Records from a dataset:
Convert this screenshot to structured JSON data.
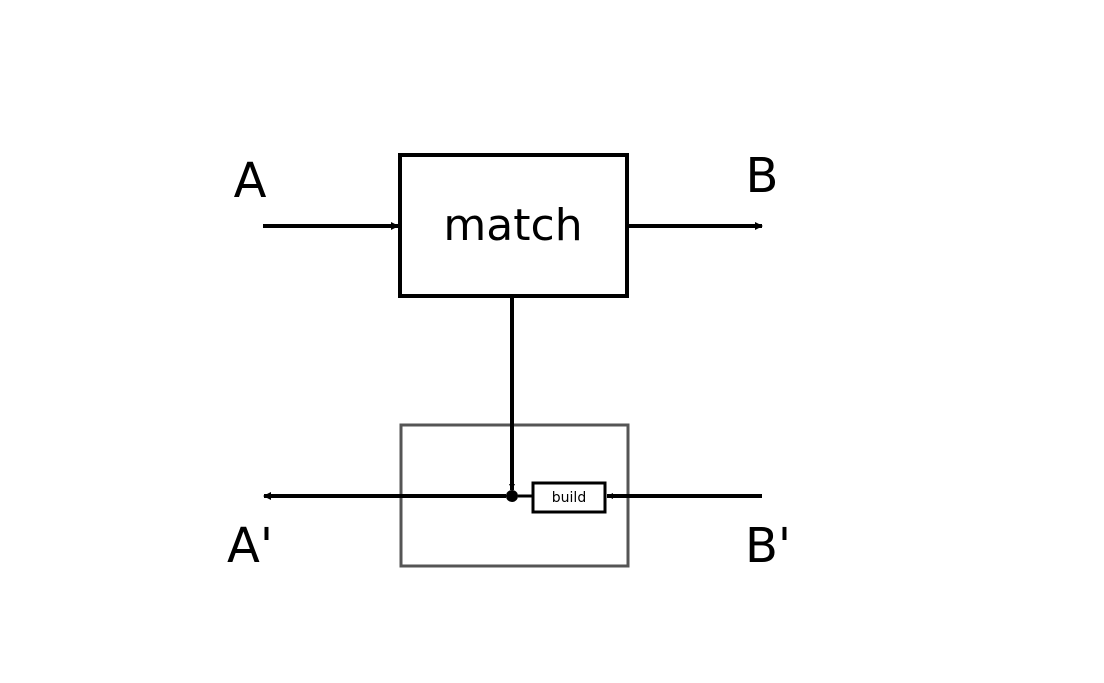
{
  "diagram": {
    "labels": {
      "input_top": "A",
      "output_top": "B",
      "output_bottom": "A'",
      "input_bottom": "B'"
    },
    "blocks": {
      "match": "match",
      "build": "build"
    },
    "colors": {
      "stroke": "#000000",
      "outer_box": "#555555",
      "background": "#ffffff"
    }
  }
}
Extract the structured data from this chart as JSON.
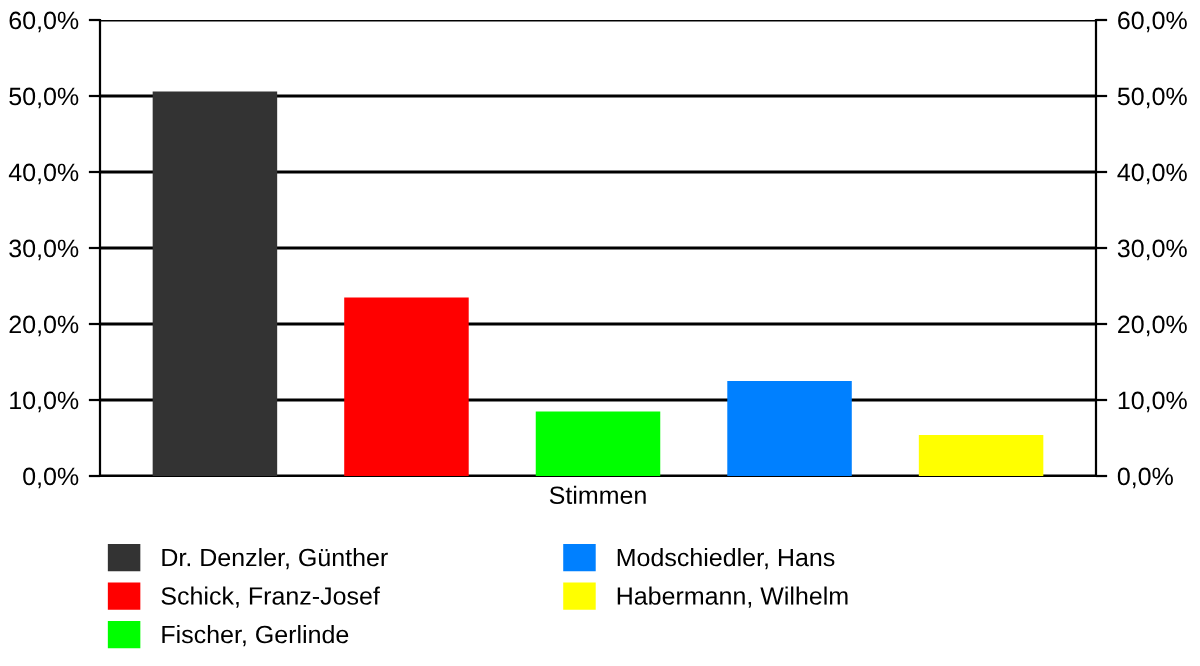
{
  "chart_data": {
    "type": "bar",
    "categories": [
      "Stimmen"
    ],
    "series": [
      {
        "name": "Dr. Denzler, Günther",
        "color": "#333333",
        "values": [
          50.6
        ]
      },
      {
        "name": "Schick, Franz-Josef",
        "color": "#ff0000",
        "values": [
          23.5
        ]
      },
      {
        "name": "Fischer, Gerlinde",
        "color": "#00ff00",
        "values": [
          8.5
        ]
      },
      {
        "name": "Modschiedler, Hans",
        "color": "#0080ff",
        "values": [
          12.5
        ]
      },
      {
        "name": "Habermann, Wilhelm",
        "color": "#ffff00",
        "values": [
          5.4
        ]
      }
    ],
    "ylim": [
      0,
      60
    ],
    "yticks": [
      {
        "value": 0,
        "label": "0,0%"
      },
      {
        "value": 10,
        "label": "10,0%"
      },
      {
        "value": 20,
        "label": "20,0%"
      },
      {
        "value": 30,
        "label": "30,0%"
      },
      {
        "value": 40,
        "label": "40,0%"
      },
      {
        "value": 50,
        "label": "50,0%"
      },
      {
        "value": 60,
        "label": "60,0%"
      }
    ],
    "grid": "y",
    "legend": "bottom"
  }
}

- _Your instructions_
Except for the pictures, print the data above exactly.

- _Worked solution_
Convert this screenshot to structured JSON data.
{
  "diagram": {
    "labels": {
      "input_top": "A",
      "output_top": "B",
      "output_bottom": "A'",
      "input_bottom": "B'"
    },
    "blocks": {
      "match": "match",
      "build": "build"
    },
    "colors": {
      "stroke": "#000000",
      "outer_box": "#555555",
      "background": "#ffffff"
    }
  }
}
Extract the structured data from this chart as JSON.
{
  "chart_data": {
    "type": "bar",
    "categories": [
      "Stimmen"
    ],
    "series": [
      {
        "name": "Dr. Denzler, Günther",
        "color": "#333333",
        "values": [
          50.6
        ]
      },
      {
        "name": "Schick, Franz-Josef",
        "color": "#ff0000",
        "values": [
          23.5
        ]
      },
      {
        "name": "Fischer, Gerlinde",
        "color": "#00ff00",
        "values": [
          8.5
        ]
      },
      {
        "name": "Modschiedler, Hans",
        "color": "#0080ff",
        "values": [
          12.5
        ]
      },
      {
        "name": "Habermann, Wilhelm",
        "color": "#ffff00",
        "values": [
          5.4
        ]
      }
    ],
    "ylim": [
      0,
      60
    ],
    "yticks": [
      {
        "value": 0,
        "label": "0,0%"
      },
      {
        "value": 10,
        "label": "10,0%"
      },
      {
        "value": 20,
        "label": "20,0%"
      },
      {
        "value": 30,
        "label": "30,0%"
      },
      {
        "value": 40,
        "label": "40,0%"
      },
      {
        "value": 50,
        "label": "50,0%"
      },
      {
        "value": 60,
        "label": "60,0%"
      }
    ],
    "grid": "y",
    "legend": "bottom"
  }
}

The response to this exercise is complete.